***** RECORDS SHOWN
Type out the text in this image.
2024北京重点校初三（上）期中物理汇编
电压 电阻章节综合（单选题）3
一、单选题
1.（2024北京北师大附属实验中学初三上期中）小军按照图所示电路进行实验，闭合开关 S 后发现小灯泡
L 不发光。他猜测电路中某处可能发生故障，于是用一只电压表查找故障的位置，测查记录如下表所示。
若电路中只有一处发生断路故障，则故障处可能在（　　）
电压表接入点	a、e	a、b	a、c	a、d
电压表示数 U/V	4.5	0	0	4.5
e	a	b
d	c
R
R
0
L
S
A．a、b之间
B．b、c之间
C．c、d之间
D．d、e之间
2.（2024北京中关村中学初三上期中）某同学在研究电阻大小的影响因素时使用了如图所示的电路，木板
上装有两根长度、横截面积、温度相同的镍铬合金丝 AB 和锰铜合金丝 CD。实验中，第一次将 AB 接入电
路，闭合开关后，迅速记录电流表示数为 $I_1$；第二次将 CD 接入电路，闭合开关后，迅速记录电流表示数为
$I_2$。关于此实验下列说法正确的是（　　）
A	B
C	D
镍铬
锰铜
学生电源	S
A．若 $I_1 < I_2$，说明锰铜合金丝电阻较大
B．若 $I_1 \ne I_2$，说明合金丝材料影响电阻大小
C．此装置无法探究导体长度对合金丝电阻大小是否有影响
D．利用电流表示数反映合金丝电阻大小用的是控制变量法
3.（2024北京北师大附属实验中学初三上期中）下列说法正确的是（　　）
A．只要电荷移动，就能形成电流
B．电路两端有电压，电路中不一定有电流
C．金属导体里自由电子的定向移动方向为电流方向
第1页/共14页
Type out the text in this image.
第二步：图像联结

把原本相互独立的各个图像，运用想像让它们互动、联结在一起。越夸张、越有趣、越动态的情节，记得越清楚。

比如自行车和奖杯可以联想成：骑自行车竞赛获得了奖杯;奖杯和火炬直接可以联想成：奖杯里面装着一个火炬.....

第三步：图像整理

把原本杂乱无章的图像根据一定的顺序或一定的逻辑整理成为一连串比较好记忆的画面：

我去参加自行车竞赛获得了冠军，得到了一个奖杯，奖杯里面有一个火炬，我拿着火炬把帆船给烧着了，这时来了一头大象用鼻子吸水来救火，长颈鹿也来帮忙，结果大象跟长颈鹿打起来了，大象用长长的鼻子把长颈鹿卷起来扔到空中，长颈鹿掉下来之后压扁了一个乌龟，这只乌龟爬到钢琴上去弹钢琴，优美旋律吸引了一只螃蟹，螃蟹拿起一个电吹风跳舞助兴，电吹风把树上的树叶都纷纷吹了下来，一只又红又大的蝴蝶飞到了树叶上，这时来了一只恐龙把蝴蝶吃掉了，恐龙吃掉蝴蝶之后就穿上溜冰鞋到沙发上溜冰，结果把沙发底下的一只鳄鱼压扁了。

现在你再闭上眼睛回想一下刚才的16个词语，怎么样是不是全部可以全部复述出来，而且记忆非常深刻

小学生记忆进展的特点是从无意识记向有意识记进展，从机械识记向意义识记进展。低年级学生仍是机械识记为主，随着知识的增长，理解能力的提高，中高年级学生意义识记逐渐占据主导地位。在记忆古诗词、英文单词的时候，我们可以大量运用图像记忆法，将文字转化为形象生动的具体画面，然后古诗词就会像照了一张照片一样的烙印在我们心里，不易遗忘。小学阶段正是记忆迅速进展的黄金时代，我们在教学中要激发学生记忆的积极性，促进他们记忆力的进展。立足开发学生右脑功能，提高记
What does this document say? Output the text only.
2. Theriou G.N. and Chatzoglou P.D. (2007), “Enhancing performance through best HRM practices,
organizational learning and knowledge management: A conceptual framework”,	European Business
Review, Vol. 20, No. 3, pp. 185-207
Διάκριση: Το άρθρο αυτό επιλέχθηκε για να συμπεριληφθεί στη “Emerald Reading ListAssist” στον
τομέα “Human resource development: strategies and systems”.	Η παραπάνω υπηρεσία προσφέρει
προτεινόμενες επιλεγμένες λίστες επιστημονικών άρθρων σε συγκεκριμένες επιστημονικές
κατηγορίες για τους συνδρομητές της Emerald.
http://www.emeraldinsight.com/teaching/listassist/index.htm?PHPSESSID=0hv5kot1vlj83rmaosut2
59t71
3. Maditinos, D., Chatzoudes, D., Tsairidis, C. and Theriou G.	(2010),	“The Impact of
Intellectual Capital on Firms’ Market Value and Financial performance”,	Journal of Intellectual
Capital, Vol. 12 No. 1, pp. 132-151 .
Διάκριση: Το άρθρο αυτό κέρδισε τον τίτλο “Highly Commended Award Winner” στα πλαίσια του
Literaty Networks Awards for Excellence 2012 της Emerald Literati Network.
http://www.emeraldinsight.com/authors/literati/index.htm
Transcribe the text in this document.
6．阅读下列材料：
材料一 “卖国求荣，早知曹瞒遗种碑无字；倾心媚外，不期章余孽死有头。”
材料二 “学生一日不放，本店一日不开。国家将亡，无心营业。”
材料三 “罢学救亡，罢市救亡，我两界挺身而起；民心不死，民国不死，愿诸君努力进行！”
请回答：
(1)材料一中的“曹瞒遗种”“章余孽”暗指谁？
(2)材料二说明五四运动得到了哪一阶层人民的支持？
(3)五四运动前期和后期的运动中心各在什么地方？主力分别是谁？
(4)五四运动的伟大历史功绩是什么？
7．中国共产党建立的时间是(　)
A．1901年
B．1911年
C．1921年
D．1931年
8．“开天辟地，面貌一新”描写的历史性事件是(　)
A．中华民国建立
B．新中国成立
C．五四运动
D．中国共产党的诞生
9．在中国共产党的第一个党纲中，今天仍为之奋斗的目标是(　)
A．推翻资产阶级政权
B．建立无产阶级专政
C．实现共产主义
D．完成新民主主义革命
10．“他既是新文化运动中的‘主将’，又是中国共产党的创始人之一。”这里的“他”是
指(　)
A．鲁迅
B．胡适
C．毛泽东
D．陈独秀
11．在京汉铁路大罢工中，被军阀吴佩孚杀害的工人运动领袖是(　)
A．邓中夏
**********
• [YOUR GOAL]
Work out how many lines of the data above hold the word "emeraldinsight", and write only the count.

• [RESPONSE FOR THIS EXERCISE]
2